-- BEGIN Source text --
Data Visualization Techniques using 'R'
Why we need visualization techniques ??
Because it tells stories about increasing volume of data. It is an art to convert numbers into knowledge.
There are 7 types of charts which we use frequently in R, they are
1. Scatter Plot
2. Histogram
3. Bar Chart
4. Box Plot
5. Area Chart
6. Heat Map
7. Correlogram
Selecting the Right Chart Type
There are four basic presentation types
1. Comparison
2. Composition
3. Distribution
4. Relationship
Now the question is which one is most suited for your data, it depends on
1. How many variables do you want to show in single chart?
2. How many data points will you display for each variable?
3. Will you display values over a period of time, or among items or groups?
The below figure explains about selecting right chart type -
let's understand these charts one by one using Big Mart Dataset (find it here)
1. Scatter Plot
Scatter Plot is used to see the relationship between two continuous variables -
Here is the R code for simple scatter plot using ggplot() and geom_point()
library(ggplot2)
data = Big.Mart.Dataset...Sheet1
ggplot(data, aes(Item_Visibility, Item_MRP)) + geom_point() + scale_x_continuous("Item Visibility", breaks = seq(0,0.35,0.05))+ scale_y_continuous("Item MRP", breaks = seq(0,270,by = 30))+ theme_bw()
Now, we can view a third variable in the same chart. Let's take a categorical variable (Item_Type) which will give the characteristic (Item_Type) of each dataset. Different categories are depicted by
way of different color for item_type in below chart.
-- END Source text --
-- BEGIN Information supplied --
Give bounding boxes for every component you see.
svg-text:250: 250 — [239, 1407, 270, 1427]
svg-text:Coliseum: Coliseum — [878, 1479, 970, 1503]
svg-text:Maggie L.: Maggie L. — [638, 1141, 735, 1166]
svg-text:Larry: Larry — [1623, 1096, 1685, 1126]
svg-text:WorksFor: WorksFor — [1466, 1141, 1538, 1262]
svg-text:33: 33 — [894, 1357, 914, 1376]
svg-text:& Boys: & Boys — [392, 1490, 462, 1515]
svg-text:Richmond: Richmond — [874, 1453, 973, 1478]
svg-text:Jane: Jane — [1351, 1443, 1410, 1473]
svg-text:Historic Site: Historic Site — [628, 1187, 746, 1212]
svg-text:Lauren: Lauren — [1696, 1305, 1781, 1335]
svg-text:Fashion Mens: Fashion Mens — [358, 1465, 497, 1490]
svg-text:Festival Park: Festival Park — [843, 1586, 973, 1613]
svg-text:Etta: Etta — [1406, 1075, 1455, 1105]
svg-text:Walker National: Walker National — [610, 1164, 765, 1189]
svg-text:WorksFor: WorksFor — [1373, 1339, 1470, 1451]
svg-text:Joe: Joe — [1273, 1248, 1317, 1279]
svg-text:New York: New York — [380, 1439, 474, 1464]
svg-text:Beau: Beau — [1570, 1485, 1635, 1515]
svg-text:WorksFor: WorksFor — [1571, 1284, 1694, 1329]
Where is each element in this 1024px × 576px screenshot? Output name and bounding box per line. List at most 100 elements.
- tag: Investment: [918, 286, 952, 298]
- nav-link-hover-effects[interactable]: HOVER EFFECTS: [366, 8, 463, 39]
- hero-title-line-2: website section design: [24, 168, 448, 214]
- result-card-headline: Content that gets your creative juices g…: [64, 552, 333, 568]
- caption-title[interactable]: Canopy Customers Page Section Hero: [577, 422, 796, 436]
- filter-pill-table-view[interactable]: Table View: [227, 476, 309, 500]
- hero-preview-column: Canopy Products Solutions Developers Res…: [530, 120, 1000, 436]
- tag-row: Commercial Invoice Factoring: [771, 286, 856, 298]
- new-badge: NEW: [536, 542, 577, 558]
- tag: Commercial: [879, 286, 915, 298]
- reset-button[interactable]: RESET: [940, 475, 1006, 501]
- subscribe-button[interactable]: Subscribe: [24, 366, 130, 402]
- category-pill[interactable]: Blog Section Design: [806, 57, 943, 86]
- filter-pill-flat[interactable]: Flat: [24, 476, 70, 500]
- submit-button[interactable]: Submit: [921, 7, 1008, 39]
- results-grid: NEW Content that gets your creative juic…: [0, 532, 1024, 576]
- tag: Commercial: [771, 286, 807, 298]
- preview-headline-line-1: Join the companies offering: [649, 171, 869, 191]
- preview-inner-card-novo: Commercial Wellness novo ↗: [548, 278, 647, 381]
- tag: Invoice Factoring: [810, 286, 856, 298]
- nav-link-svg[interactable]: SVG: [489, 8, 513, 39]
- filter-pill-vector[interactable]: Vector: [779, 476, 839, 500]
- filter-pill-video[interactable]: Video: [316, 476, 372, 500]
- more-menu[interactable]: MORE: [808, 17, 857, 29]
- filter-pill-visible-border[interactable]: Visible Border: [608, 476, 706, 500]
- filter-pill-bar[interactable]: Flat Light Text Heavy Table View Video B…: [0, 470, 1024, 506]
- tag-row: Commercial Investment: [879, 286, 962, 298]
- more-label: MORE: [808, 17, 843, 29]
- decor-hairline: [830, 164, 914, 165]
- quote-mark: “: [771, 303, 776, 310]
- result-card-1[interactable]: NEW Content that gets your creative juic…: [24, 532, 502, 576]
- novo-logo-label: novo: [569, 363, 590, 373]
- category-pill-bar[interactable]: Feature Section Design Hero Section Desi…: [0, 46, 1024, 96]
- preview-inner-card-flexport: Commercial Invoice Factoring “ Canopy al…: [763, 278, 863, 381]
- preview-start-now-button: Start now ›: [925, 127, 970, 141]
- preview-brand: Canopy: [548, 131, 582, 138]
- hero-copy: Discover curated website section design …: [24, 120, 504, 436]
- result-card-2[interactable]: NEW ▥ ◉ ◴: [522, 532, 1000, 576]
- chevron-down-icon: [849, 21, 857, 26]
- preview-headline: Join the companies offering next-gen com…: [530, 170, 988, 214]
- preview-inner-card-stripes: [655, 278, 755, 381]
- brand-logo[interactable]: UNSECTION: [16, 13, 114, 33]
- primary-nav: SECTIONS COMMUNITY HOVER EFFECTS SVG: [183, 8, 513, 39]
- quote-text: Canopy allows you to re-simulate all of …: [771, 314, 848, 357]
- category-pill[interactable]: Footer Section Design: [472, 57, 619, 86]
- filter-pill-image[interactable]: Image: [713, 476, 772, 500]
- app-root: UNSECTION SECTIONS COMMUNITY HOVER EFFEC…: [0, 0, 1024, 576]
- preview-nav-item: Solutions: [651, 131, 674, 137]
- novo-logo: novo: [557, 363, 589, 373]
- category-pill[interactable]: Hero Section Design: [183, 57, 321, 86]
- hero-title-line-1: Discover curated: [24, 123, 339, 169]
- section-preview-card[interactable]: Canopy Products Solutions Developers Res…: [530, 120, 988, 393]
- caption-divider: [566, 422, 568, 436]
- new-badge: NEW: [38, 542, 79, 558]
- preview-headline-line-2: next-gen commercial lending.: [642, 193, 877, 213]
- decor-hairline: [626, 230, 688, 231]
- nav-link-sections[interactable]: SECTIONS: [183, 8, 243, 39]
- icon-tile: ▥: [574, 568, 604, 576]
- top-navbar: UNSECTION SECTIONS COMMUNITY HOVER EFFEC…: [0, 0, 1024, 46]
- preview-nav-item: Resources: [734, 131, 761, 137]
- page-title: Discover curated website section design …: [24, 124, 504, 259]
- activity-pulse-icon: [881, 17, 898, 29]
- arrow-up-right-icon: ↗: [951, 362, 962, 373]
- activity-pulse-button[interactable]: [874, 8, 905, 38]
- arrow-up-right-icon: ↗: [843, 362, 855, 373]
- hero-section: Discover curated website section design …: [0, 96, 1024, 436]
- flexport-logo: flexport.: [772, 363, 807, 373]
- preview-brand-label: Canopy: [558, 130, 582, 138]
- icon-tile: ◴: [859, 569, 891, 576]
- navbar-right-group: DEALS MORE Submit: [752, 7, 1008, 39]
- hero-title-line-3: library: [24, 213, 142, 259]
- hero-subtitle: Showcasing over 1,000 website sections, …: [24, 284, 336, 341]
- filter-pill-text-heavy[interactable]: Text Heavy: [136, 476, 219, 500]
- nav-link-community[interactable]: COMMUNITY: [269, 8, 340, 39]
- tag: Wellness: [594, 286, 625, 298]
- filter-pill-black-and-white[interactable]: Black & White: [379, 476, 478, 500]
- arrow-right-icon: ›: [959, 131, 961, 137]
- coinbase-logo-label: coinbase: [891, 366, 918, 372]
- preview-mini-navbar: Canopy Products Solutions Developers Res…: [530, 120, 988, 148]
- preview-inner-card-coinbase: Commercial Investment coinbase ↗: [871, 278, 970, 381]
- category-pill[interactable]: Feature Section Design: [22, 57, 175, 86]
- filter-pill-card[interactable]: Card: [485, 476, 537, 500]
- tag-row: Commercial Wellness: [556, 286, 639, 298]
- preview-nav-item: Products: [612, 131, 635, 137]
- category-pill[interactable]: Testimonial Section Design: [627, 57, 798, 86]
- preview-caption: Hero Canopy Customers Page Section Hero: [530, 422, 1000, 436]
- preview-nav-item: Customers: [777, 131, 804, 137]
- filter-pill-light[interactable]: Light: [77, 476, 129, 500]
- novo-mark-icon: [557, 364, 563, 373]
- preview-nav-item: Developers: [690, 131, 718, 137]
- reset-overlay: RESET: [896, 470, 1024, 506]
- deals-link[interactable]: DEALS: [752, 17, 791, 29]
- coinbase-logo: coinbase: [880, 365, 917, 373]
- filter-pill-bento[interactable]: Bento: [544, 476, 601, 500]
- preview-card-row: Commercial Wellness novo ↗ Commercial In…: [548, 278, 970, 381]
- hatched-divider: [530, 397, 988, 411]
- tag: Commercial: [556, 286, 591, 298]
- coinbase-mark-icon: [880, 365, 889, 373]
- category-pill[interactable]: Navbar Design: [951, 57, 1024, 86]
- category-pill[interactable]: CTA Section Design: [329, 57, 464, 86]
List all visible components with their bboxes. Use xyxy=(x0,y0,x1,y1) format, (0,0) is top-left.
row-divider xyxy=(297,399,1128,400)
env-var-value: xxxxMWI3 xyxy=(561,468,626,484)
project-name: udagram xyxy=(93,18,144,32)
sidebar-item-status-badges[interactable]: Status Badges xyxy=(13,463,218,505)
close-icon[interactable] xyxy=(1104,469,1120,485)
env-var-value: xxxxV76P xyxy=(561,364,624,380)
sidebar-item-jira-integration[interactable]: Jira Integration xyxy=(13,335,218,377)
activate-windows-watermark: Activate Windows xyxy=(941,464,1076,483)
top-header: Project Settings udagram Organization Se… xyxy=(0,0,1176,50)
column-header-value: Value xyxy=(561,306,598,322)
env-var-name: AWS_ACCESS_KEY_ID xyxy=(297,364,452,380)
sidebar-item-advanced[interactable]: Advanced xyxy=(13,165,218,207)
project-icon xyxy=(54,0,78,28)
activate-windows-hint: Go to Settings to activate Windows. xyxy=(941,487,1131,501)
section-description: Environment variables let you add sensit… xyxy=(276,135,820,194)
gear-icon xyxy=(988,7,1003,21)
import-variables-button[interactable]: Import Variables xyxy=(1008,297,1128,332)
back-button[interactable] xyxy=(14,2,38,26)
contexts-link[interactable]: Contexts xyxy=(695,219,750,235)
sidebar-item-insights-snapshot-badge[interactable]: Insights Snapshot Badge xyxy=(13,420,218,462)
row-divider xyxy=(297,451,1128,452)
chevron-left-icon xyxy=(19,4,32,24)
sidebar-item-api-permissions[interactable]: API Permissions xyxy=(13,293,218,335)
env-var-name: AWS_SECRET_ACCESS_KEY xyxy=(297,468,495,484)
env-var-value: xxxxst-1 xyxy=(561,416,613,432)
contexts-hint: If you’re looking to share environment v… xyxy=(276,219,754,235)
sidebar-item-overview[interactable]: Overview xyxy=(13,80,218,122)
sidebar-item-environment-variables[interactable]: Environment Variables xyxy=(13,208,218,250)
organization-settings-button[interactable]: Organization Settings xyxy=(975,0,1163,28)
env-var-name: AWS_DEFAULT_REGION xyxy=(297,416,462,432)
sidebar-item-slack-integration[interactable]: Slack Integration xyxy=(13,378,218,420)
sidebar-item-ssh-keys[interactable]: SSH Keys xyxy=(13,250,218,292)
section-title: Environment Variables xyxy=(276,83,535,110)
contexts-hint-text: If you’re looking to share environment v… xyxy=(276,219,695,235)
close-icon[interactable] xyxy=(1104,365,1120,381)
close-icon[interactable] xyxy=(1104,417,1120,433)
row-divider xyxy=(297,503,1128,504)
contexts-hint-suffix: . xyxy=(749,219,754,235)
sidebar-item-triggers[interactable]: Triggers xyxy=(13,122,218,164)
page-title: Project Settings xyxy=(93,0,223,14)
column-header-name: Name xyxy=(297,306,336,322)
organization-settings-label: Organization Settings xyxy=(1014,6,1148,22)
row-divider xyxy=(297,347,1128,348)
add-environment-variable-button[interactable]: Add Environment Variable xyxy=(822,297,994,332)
-- END Information supplied --
▶ _What to do_:
a – According to the page on data visualization techniques in R, what is a scatter plot used for?
b – Write the next part of the page on data visualization techniques in R, starting after its final sentence.

▶ _Responses in order_:
a – It is used to see the relationship between two continuous variables.

b –
## The R code with addition of 1 category:
ggplot(data, aes(Item_Visibility, Item_MRP)) + geom_point(aes(color = Item_Type)) +
scale_x_continuous("Item Visibility", breaks = seq(0,0.35,0.05))+
scale_y_continuous("Item MRP", breaks = seq(0,270,by = 30))+
theme_bw() + labs(title="Scatterplot")
let's make it clear by creating different plot for each item_type
The R code for separate item_type:
ggplot(data, aes(Item_Visibility, Item_MRP)) + geom_point(aes(color = Item_Type)) +
scale_x_continuous("Item Visibility", breaks = seq(0,0.35,0.05))+
scale_y_continuous("Item MRP", breaks = seq(0,270,by = 30))+
theme_bw() + labs(title="Scatterplot") + facet_wrap( ~ Item_Type)
2. Histogram
Histograms are used to plot continuous variables. It breaks the data into bins and shows frequency distribution of these bins. We can always change the bin size and can see it's effect on visualization.
From our Mart dataset, if we want to know the count of items on the basis of their cost, then we can plot the histogram using continuous variable Item_MRP as shown below:
The R code for above plot:
ggplot(data, aes(Item_MRP)) + geom_histogram(binwidth = 2)+
scale_x_continuous("Item MRP", breaks = seq(0,270,by = 30))+
scale_y_continuous("Count", breaks = seq(0,200,by = 20))+
labs(title = "Histogram")
3. Bar Chart
Bar Chart is used when we want to plot a categorical variable or a combination of categorical and continuous variable.
From our Mart data if we want to know number of Mart established in particular year, then bar chart will be more suitable option.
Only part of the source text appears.